■ **What the exercise asks**
Find each line with the string "this" and copy it.

[Saved entries]
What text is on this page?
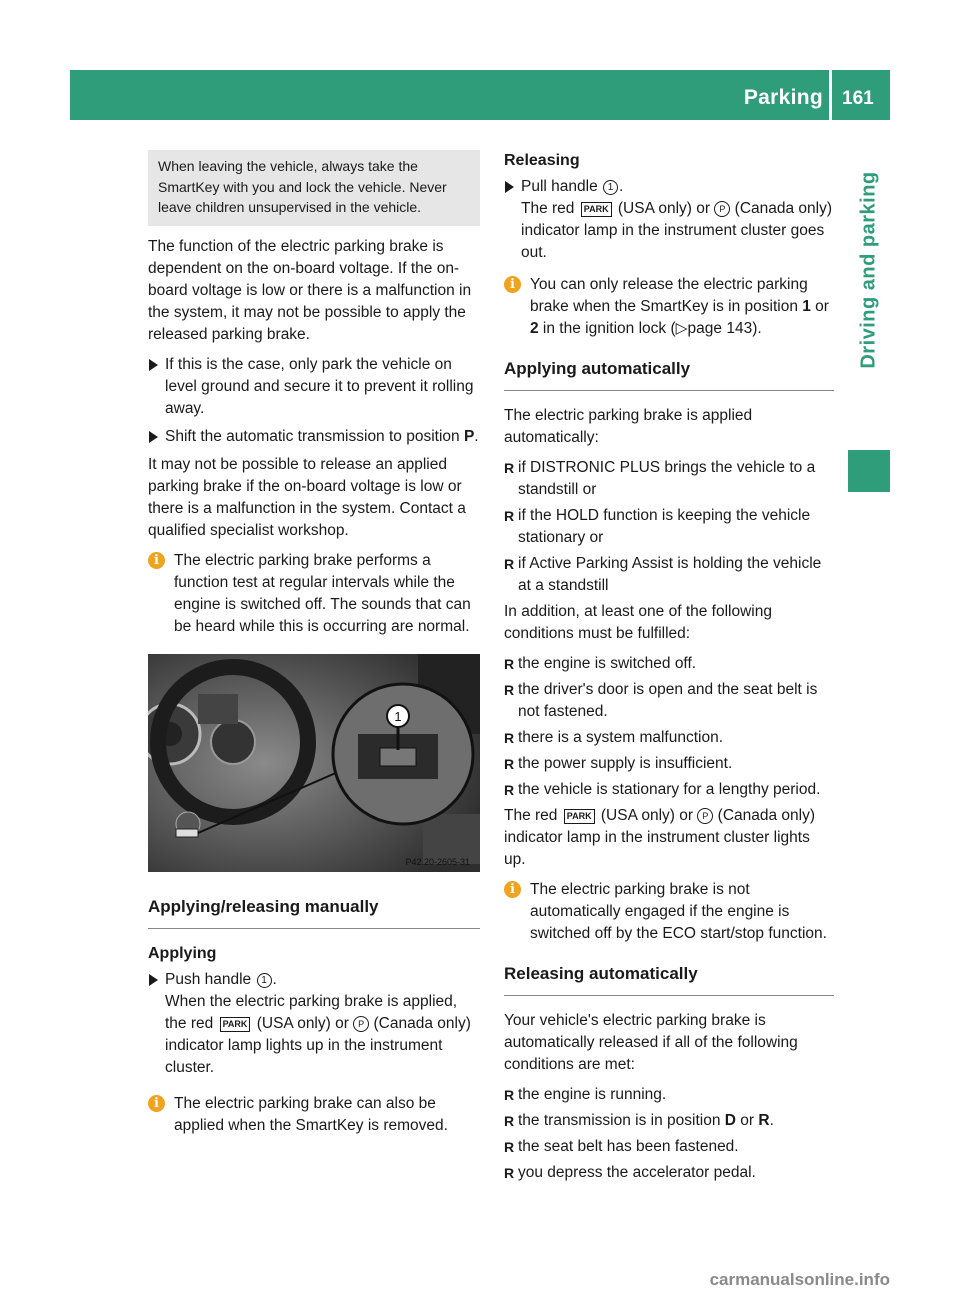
Parking 161
Driving and parking
When leaving the vehicle, always take the SmartKey with you and lock the vehicle. Never leave children unsupervised in the vehicle.

The function of the electric parking brake is dependent on the on-board voltage. If the on-board voltage is low or there is a malfunction in the system, it may not be possible to apply the released parking brake.

If this is the case, only park the vehicle on level ground and secure it to prevent it rolling away.
Shift the automatic transmission to position P.

It may not be possible to release an applied parking brake if the on-board voltage is low or there is a malfunction in the system. Contact a qualified specialist workshop.

i The electric parking brake performs a function test at regular intervals while the engine is switched off. The sounds that can be heard while this is occurring are normal.
1
P42.20-2605-31
Applying/releasing manually
Applying
Push handle 1 .
When the electric parking brake is applied, the red PARK (USA only) or P (Canada only) indicator lamp lights up in the instrument cluster.
i The electric parking brake can also be applied when the SmartKey is removed.
Releasing
Pull handle 1 .
The red PARK (USA only) or P (Canada only) indicator lamp in the instrument cluster goes out.
i You can only release the electric parking brake when the SmartKey is in position 1 or 2 in the ignition lock (▷page 143).
Applying automatically

The electric parking brake is applied automatically:

R if DISTRONIC PLUS brings the vehicle to a standstill or
R if the HOLD function is keeping the vehicle stationary or
R if Active Parking Assist is holding the vehicle at a standstill

In addition, at least one of the following conditions must be fulfilled:

R the engine is switched off.
R the driver's door is open and the seat belt is not fastened.
R there is a system malfunction.
R the power supply is insufficient.
R the vehicle is stationary for a lengthy period.

The red PARK (USA only) or P (Canada only) indicator lamp in the instrument cluster lights up.

i The electric parking brake is not automatically engaged if the engine is switched off by the ECO start/stop function.
Releasing automatically

Your vehicle's electric parking brake is automatically released if all of the following conditions are met:

R the engine is running.
R the transmission is in position D or R.
R the seat belt has been fastened.
R you depress the accelerator pedal.
carmanualsonline.info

■ **Written response**
What text is on this page?
If this is the case, only park the vehicle on level ground and secure it to prevent it rolling away.
i The electric parking brake performs a function test at regular intervals while the engine is switched off. The sounds that can be heard while this is occurring are normal.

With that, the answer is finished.